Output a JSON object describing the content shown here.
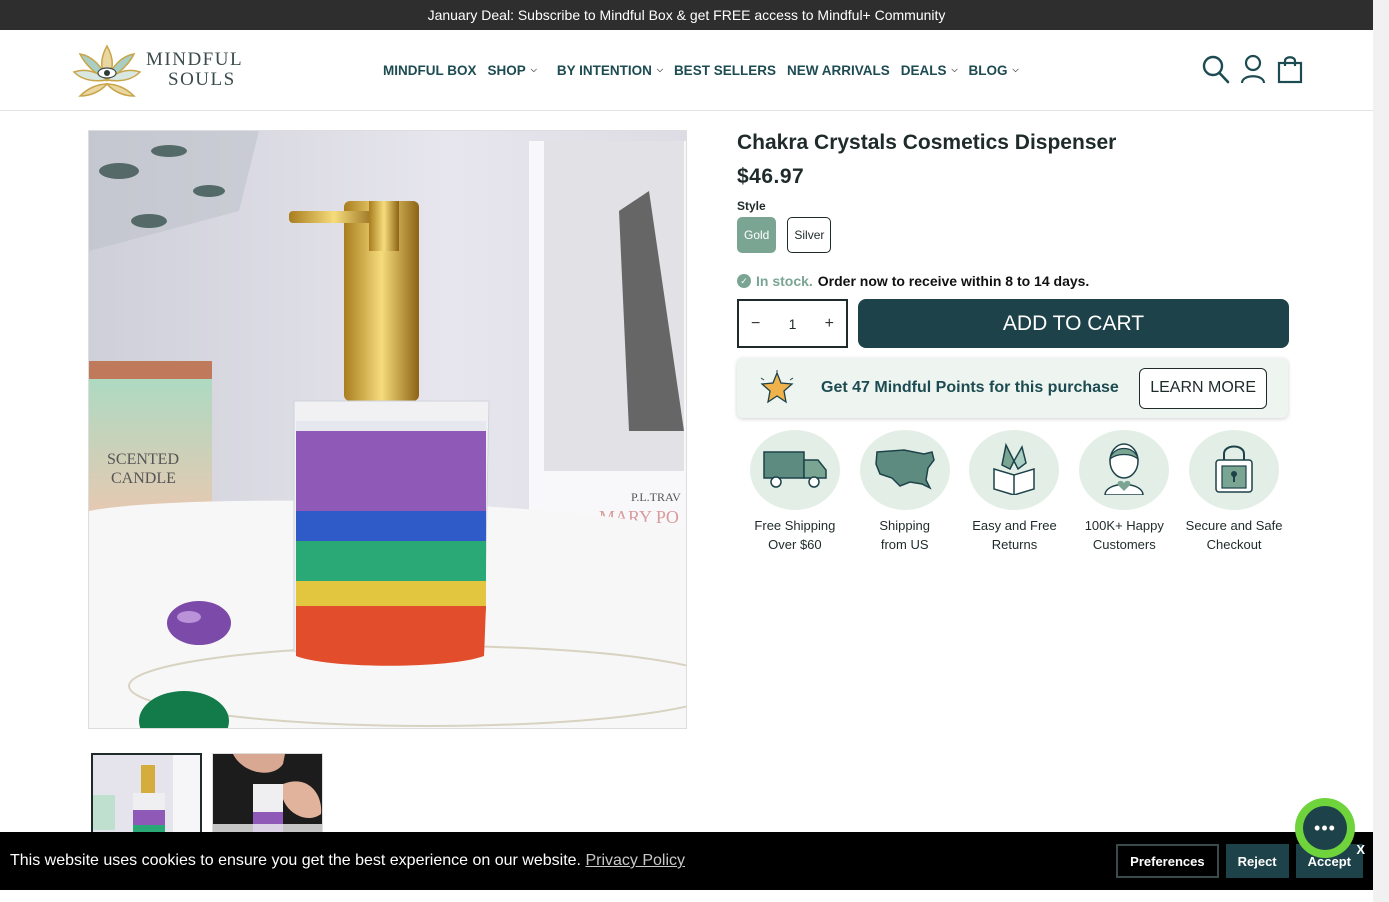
{
  "announcement": "January Deal: Subscribe to Mindful Box & get FREE access to Mindful+ Community",
  "logo": {
    "line1": "MINDFUL",
    "line2": "SOULS"
  },
  "nav": [
    {
      "label": "MINDFUL BOX",
      "has_menu": false
    },
    {
      "label": "SHOP",
      "has_menu": true
    },
    {
      "label": "BY INTENTION",
      "has_menu": true
    },
    {
      "label": "BEST SELLERS",
      "has_menu": false
    },
    {
      "label": "NEW ARRIVALS",
      "has_menu": false
    },
    {
      "label": "DEALS",
      "has_menu": true
    },
    {
      "label": "BLOG",
      "has_menu": true
    }
  ],
  "header_icons": [
    "search-icon",
    "account-icon",
    "cart-icon"
  ],
  "product": {
    "title": "Chakra Crystals Cosmetics Dispenser",
    "price": "$46.97",
    "style_label": "Style",
    "styles": [
      {
        "label": "Gold",
        "selected": true
      },
      {
        "label": "Silver",
        "selected": false
      }
    ],
    "stock_status": "In stock.",
    "delivery_note": "Order now to receive within 8 to 14 days.",
    "quantity": "1",
    "add_to_cart": "ADD TO CART",
    "image_text": {
      "candle_line1": "SCENTED",
      "candle_line2": "CANDLE",
      "book_author": "P.L.TRAV",
      "book_title": "MARY PO"
    }
  },
  "points": {
    "text": "Get 47 Mindful Points for this purchase",
    "button": "LEARN MORE"
  },
  "features": [
    {
      "icon": "truck-icon",
      "line1": "Free Shipping",
      "line2": "Over $60"
    },
    {
      "icon": "usa-map-icon",
      "line1": "Shipping",
      "line2": "from US"
    },
    {
      "icon": "crystal-box-icon",
      "line1": "Easy and Free",
      "line2": "Returns"
    },
    {
      "icon": "happy-customer-icon",
      "line1": "100K+ Happy",
      "line2": "Customers"
    },
    {
      "icon": "secure-lock-icon",
      "line1": "Secure and Safe",
      "line2": "Checkout"
    }
  ],
  "cookie": {
    "message": "This website uses cookies to ensure you get the best experience on our website.",
    "link": "Privacy Policy",
    "preferences": "Preferences",
    "reject": "Reject",
    "accept": "Accept",
    "close": "X"
  },
  "colors": {
    "accent": "#1d4249",
    "sage": "#7ba593",
    "chat": "#6fd33c"
  }
}
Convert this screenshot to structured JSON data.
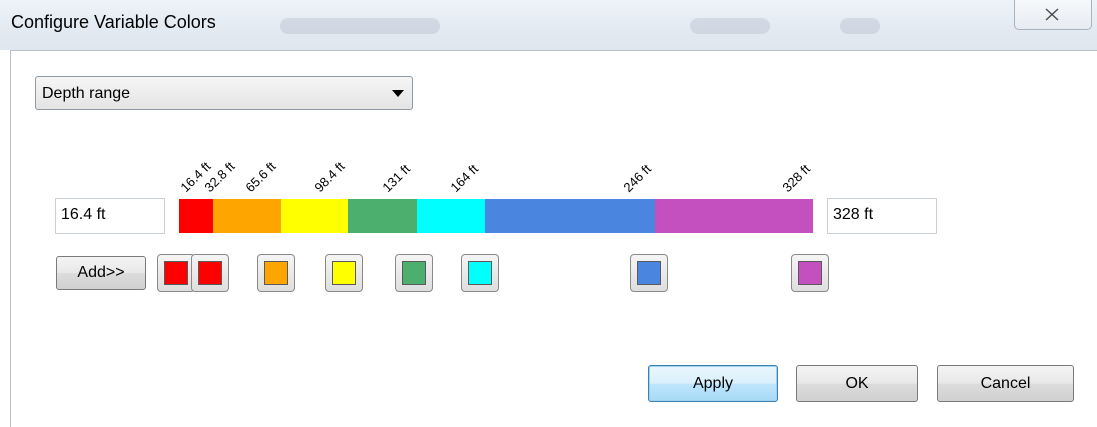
{
  "window": {
    "title": "Configure Variable Colors"
  },
  "variable_select": {
    "value": "Depth range"
  },
  "range": {
    "min_value": "16.4 ft",
    "max_value": "328 ft"
  },
  "tick_labels": [
    "16.4 ft",
    "32.8 ft",
    "65.6 ft",
    "98.4 ft",
    "131 ft",
    "164 ft",
    "246 ft",
    "328 ft"
  ],
  "color_bands": [
    {
      "color": "#ff0000"
    },
    {
      "color": "#ffa500"
    },
    {
      "color": "#ffff00"
    },
    {
      "color": "#4caf6e"
    },
    {
      "color": "#00ffff"
    },
    {
      "color": "#4a86e0"
    },
    {
      "color": "#c44fbe"
    }
  ],
  "swatches": [
    {
      "color": "#ff0000"
    },
    {
      "color": "#ff0000"
    },
    {
      "color": "#ffa500"
    },
    {
      "color": "#ffff00"
    },
    {
      "color": "#4caf6e"
    },
    {
      "color": "#00ffff"
    },
    {
      "color": "#4a86e0"
    },
    {
      "color": "#c44fbe"
    }
  ],
  "buttons": {
    "add": "Add>>",
    "apply": "Apply",
    "ok": "OK",
    "cancel": "Cancel"
  },
  "icons": {
    "close": "close-icon",
    "dropdown_arrow": "chevron-down-icon"
  }
}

→ GIVEN EXERCISE: Look for the word "JSON" and return every line where it occurs.

→ ANSWER TO THIS PROBLEM:
Output a JSON object describing the content shown here.
Convert this screenshot to structured JSON data.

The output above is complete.